STATED GOAL:
Copy out the whole listing exactly as written, leaving the pictures behind.

-- Start EXTRACTED ENTRIES --

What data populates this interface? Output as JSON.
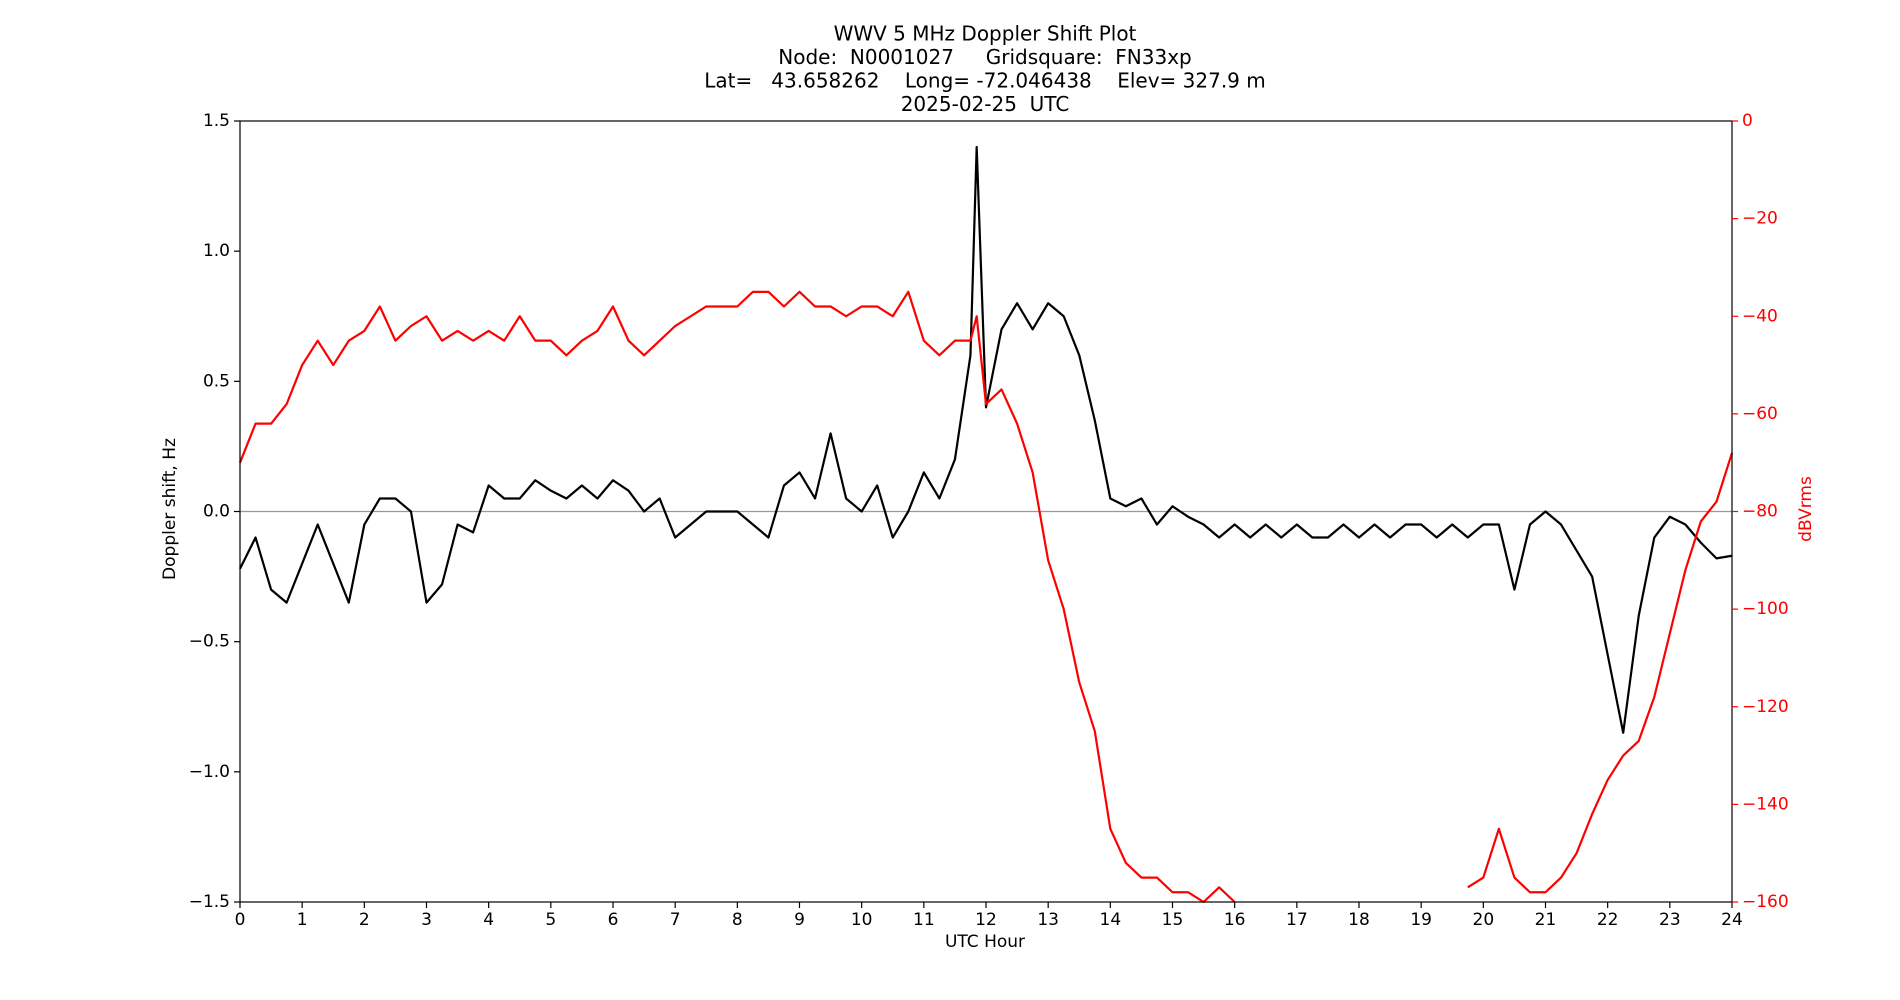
{
  "chart_data": {
    "type": "line",
    "title_lines": [
      "WWV 5 MHz Doppler Shift Plot",
      "Node:  N0001027     Gridsquare:  FN33xp",
      "Lat=   43.658262    Long= -72.046438    Elev= 327.9 m",
      "2025-02-25  UTC"
    ],
    "xlabel": "UTC Hour",
    "ylabel": "Doppler shift, Hz",
    "y2label": "dBVrms",
    "y2color": "#ff0000",
    "x": [
      0,
      0.25,
      0.5,
      0.75,
      1,
      1.25,
      1.5,
      1.75,
      2,
      2.25,
      2.5,
      2.75,
      3,
      3.25,
      3.5,
      3.75,
      4,
      4.25,
      4.5,
      4.75,
      5,
      5.25,
      5.5,
      5.75,
      6,
      6.25,
      6.5,
      6.75,
      7,
      7.25,
      7.5,
      7.75,
      8,
      8.25,
      8.5,
      8.75,
      9,
      9.25,
      9.5,
      9.75,
      10,
      10.25,
      10.5,
      10.75,
      11,
      11.25,
      11.5,
      11.75,
      11.85,
      12,
      12.25,
      12.5,
      12.75,
      13,
      13.25,
      13.5,
      13.75,
      14,
      14.25,
      14.5,
      14.75,
      15,
      15.25,
      15.5,
      15.75,
      16,
      16.25,
      16.5,
      16.75,
      17,
      17.25,
      17.5,
      17.75,
      18,
      18.25,
      18.5,
      18.75,
      19,
      19.25,
      19.5,
      19.75,
      20,
      20.25,
      20.5,
      20.75,
      21,
      21.25,
      21.5,
      21.75,
      22,
      22.25,
      22.5,
      22.75,
      23,
      23.25,
      23.5,
      23.75,
      24
    ],
    "series": [
      {
        "name": "Doppler shift",
        "color": "#000000",
        "axis": "y",
        "values": [
          -0.22,
          -0.1,
          -0.3,
          -0.35,
          -0.2,
          -0.05,
          -0.2,
          -0.35,
          -0.05,
          0.05,
          0.05,
          0.0,
          -0.35,
          -0.28,
          -0.05,
          -0.08,
          0.1,
          0.05,
          0.05,
          0.12,
          0.08,
          0.05,
          0.1,
          0.05,
          0.12,
          0.08,
          0.0,
          0.05,
          -0.1,
          -0.05,
          0.0,
          0.0,
          0.0,
          -0.05,
          -0.1,
          0.1,
          0.15,
          0.05,
          0.3,
          0.05,
          0.0,
          0.1,
          -0.1,
          0.0,
          0.15,
          0.05,
          0.2,
          0.6,
          1.4,
          0.4,
          0.7,
          0.8,
          0.7,
          0.8,
          0.75,
          0.6,
          0.35,
          0.05,
          0.02,
          0.05,
          -0.05,
          0.02,
          -0.02,
          -0.05,
          -0.1,
          -0.05,
          -0.1,
          -0.05,
          -0.1,
          -0.05,
          -0.1,
          -0.1,
          -0.05,
          -0.1,
          -0.05,
          -0.1,
          -0.05,
          -0.05,
          -0.1,
          -0.05,
          -0.1,
          -0.05,
          -0.05,
          -0.3,
          -0.05,
          0.0,
          -0.05,
          -0.15,
          -0.25,
          -0.55,
          -0.85,
          -0.4,
          -0.1,
          -0.02,
          -0.05,
          -0.12,
          -0.18,
          -0.17
        ]
      },
      {
        "name": "dBVrms",
        "color": "#ff0000",
        "axis": "y2",
        "values": [
          -70,
          -62,
          -62,
          -58,
          -50,
          -45,
          -50,
          -45,
          -43,
          -38,
          -45,
          -42,
          -40,
          -45,
          -43,
          -45,
          -43,
          -45,
          -40,
          -45,
          -45,
          -48,
          -45,
          -43,
          -38,
          -45,
          -48,
          -45,
          -42,
          -40,
          -38,
          -38,
          -38,
          -35,
          -35,
          -38,
          -35,
          -38,
          -38,
          -40,
          -38,
          -38,
          -40,
          -35,
          -45,
          -48,
          -45,
          -45,
          -40,
          -58,
          -55,
          -62,
          -72,
          -90,
          -100,
          -115,
          -125,
          -145,
          -152,
          -155,
          -155,
          -158,
          -158,
          -160,
          -157,
          -160,
          null,
          null,
          null,
          null,
          null,
          null,
          null,
          null,
          null,
          null,
          null,
          null,
          null,
          null,
          -157,
          -155,
          -145,
          -155,
          -158,
          -158,
          -155,
          -150,
          -142,
          -135,
          -130,
          -127,
          -118,
          -105,
          -92,
          -82,
          -78,
          -68
        ]
      }
    ],
    "xlim": [
      0,
      24
    ],
    "xticks": [
      0,
      1,
      2,
      3,
      4,
      5,
      6,
      7,
      8,
      9,
      10,
      11,
      12,
      13,
      14,
      15,
      16,
      17,
      18,
      19,
      20,
      21,
      22,
      23,
      24
    ],
    "ylim": [
      -1.5,
      1.5
    ],
    "yticks": [
      {
        "value": -1.5,
        "label": "−1.5"
      },
      {
        "value": -1.0,
        "label": "−1.0"
      },
      {
        "value": -0.5,
        "label": "−0.5"
      },
      {
        "value": 0,
        "label": "0.0"
      },
      0.5,
      {
        "value": 1.0,
        "label": "1.0"
      },
      1.5
    ],
    "y2lim": [
      -160,
      0
    ],
    "y2ticks": [
      {
        "value": -160,
        "label": "−160"
      },
      {
        "value": -140,
        "label": "−140"
      },
      {
        "value": -120,
        "label": "−120"
      },
      {
        "value": -100,
        "label": "−100"
      },
      {
        "value": -80,
        "label": "−80"
      },
      {
        "value": -60,
        "label": "−60"
      },
      {
        "value": -40,
        "label": "−40"
      },
      {
        "value": -20,
        "label": "−20"
      },
      0
    ],
    "reference_line": 0,
    "grid": false
  }
}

-- End EXTRACTED ENTRIES --

THE COMPLETED TASK:
What data populates this interface? Output as JSON.
{
  "chart_data": {
    "type": "line",
    "title_lines": [
      "WWV 5 MHz Doppler Shift Plot",
      "Node:  N0001027     Gridsquare:  FN33xp",
      "Lat=   43.658262    Long= -72.046438    Elev= 327.9 m",
      "2025-02-25  UTC"
    ],
    "xlabel": "UTC Hour",
    "ylabel": "Doppler shift, Hz",
    "y2label": "dBVrms",
    "y2color": "#ff0000",
    "x": [
      0,
      0.25,
      0.5,
      0.75,
      1,
      1.25,
      1.5,
      1.75,
      2,
      2.25,
      2.5,
      2.75,
      3,
      3.25,
      3.5,
      3.75,
      4,
      4.25,
      4.5,
      4.75,
      5,
      5.25,
      5.5,
      5.75,
      6,
      6.25,
      6.5,
      6.75,
      7,
      7.25,
      7.5,
      7.75,
      8,
      8.25,
      8.5,
      8.75,
      9,
      9.25,
      9.5,
      9.75,
      10,
      10.25,
      10.5,
      10.75,
      11,
      11.25,
      11.5,
      11.75,
      11.85,
      12,
      12.25,
      12.5,
      12.75,
      13,
      13.25,
      13.5,
      13.75,
      14,
      14.25,
      14.5,
      14.75,
      15,
      15.25,
      15.5,
      15.75,
      16,
      16.25,
      16.5,
      16.75,
      17,
      17.25,
      17.5,
      17.75,
      18,
      18.25,
      18.5,
      18.75,
      19,
      19.25,
      19.5,
      19.75,
      20,
      20.25,
      20.5,
      20.75,
      21,
      21.25,
      21.5,
      21.75,
      22,
      22.25,
      22.5,
      22.75,
      23,
      23.25,
      23.5,
      23.75,
      24
    ],
    "series": [
      {
        "name": "Doppler shift",
        "color": "#000000",
        "axis": "y",
        "values": [
          -0.22,
          -0.1,
          -0.3,
          -0.35,
          -0.2,
          -0.05,
          -0.2,
          -0.35,
          -0.05,
          0.05,
          0.05,
          0.0,
          -0.35,
          -0.28,
          -0.05,
          -0.08,
          0.1,
          0.05,
          0.05,
          0.12,
          0.08,
          0.05,
          0.1,
          0.05,
          0.12,
          0.08,
          0.0,
          0.05,
          -0.1,
          -0.05,
          0.0,
          0.0,
          0.0,
          -0.05,
          -0.1,
          0.1,
          0.15,
          0.05,
          0.3,
          0.05,
          0.0,
          0.1,
          -0.1,
          0.0,
          0.15,
          0.05,
          0.2,
          0.6,
          1.4,
          0.4,
          0.7,
          0.8,
          0.7,
          0.8,
          0.75,
          0.6,
          0.35,
          0.05,
          0.02,
          0.05,
          -0.05,
          0.02,
          -0.02,
          -0.05,
          -0.1,
          -0.05,
          -0.1,
          -0.05,
          -0.1,
          -0.05,
          -0.1,
          -0.1,
          -0.05,
          -0.1,
          -0.05,
          -0.1,
          -0.05,
          -0.05,
          -0.1,
          -0.05,
          -0.1,
          -0.05,
          -0.05,
          -0.3,
          -0.05,
          0.0,
          -0.05,
          -0.15,
          -0.25,
          -0.55,
          -0.85,
          -0.4,
          -0.1,
          -0.02,
          -0.05,
          -0.12,
          -0.18,
          -0.17
        ]
      },
      {
        "name": "dBVrms",
        "color": "#ff0000",
        "axis": "y2",
        "values": [
          -70,
          -62,
          -62,
          -58,
          -50,
          -45,
          -50,
          -45,
          -43,
          -38,
          -45,
          -42,
          -40,
          -45,
          -43,
          -45,
          -43,
          -45,
          -40,
          -45,
          -45,
          -48,
          -45,
          -43,
          -38,
          -45,
          -48,
          -45,
          -42,
          -40,
          -38,
          -38,
          -38,
          -35,
          -35,
          -38,
          -35,
          -38,
          -38,
          -40,
          -38,
          -38,
          -40,
          -35,
          -45,
          -48,
          -45,
          -45,
          -40,
          -58,
          -55,
          -62,
          -72,
          -90,
          -100,
          -115,
          -125,
          -145,
          -152,
          -155,
          -155,
          -158,
          -158,
          -160,
          -157,
          -160,
          null,
          null,
          null,
          null,
          null,
          null,
          null,
          null,
          null,
          null,
          null,
          null,
          null,
          null,
          -157,
          -155,
          -145,
          -155,
          -158,
          -158,
          -155,
          -150,
          -142,
          -135,
          -130,
          -127,
          -118,
          -105,
          -92,
          -82,
          -78,
          -68
        ]
      }
    ],
    "xlim": [
      0,
      24
    ],
    "xticks": [
      0,
      1,
      2,
      3,
      4,
      5,
      6,
      7,
      8,
      9,
      10,
      11,
      12,
      13,
      14,
      15,
      16,
      17,
      18,
      19,
      20,
      21,
      22,
      23,
      24
    ],
    "ylim": [
      -1.5,
      1.5
    ],
    "yticks": [
      {
        "value": -1.5,
        "label": "−1.5"
      },
      {
        "value": -1.0,
        "label": "−1.0"
      },
      {
        "value": -0.5,
        "label": "−0.5"
      },
      {
        "value": 0,
        "label": "0.0"
      },
      0.5,
      {
        "value": 1.0,
        "label": "1.0"
      },
      1.5
    ],
    "y2lim": [
      -160,
      0
    ],
    "y2ticks": [
      {
        "value": -160,
        "label": "−160"
      },
      {
        "value": -140,
        "label": "−140"
      },
      {
        "value": -120,
        "label": "−120"
      },
      {
        "value": -100,
        "label": "−100"
      },
      {
        "value": -80,
        "label": "−80"
      },
      {
        "value": -60,
        "label": "−60"
      },
      {
        "value": -40,
        "label": "−40"
      },
      {
        "value": -20,
        "label": "−20"
      },
      0
    ],
    "reference_line": 0,
    "grid": false
  }
}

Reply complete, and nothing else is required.